* Begin TASK DATA *
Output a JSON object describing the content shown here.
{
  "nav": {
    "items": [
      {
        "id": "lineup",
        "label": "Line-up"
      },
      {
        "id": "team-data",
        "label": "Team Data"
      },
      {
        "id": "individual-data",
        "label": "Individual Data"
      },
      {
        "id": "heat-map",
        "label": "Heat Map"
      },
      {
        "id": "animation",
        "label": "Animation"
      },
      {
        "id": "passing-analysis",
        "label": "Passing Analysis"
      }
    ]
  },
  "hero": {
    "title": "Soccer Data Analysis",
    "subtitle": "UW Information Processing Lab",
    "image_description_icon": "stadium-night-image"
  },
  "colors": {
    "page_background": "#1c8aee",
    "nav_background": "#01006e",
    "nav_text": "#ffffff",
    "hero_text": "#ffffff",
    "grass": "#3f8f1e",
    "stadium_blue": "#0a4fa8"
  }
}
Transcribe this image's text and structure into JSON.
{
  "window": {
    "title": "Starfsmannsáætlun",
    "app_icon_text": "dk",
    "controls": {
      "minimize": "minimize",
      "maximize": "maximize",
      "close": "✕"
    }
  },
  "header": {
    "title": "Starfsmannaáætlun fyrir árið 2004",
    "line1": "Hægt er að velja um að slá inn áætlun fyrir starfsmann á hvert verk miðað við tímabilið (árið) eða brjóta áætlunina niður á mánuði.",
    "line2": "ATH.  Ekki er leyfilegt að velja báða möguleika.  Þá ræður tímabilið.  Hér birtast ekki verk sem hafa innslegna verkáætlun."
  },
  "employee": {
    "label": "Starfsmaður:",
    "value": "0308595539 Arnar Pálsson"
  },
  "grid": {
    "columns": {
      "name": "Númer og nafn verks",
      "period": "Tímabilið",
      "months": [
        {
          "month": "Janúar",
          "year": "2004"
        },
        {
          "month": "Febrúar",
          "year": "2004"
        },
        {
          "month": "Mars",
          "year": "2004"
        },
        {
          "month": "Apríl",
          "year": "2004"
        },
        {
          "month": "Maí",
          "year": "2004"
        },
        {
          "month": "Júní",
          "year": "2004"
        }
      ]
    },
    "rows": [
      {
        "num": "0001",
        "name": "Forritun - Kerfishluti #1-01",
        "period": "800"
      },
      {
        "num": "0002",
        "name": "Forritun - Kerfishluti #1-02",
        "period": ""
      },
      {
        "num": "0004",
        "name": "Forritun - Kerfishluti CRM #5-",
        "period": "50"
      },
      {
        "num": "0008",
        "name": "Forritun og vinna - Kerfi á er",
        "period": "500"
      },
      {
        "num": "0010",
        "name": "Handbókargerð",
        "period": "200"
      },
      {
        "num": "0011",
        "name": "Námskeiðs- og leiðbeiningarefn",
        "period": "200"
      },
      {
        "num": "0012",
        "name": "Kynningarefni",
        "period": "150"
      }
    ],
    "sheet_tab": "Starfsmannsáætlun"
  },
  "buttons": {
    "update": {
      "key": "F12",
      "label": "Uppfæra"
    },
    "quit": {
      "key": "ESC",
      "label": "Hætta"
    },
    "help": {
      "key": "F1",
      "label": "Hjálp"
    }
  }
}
* End TASK DATA *
> [SET EXERCISE] In the data above, how many lines contain the string "velja"? Answer with the number only.

> [RESPONSE TO THIS EXERCISE] 2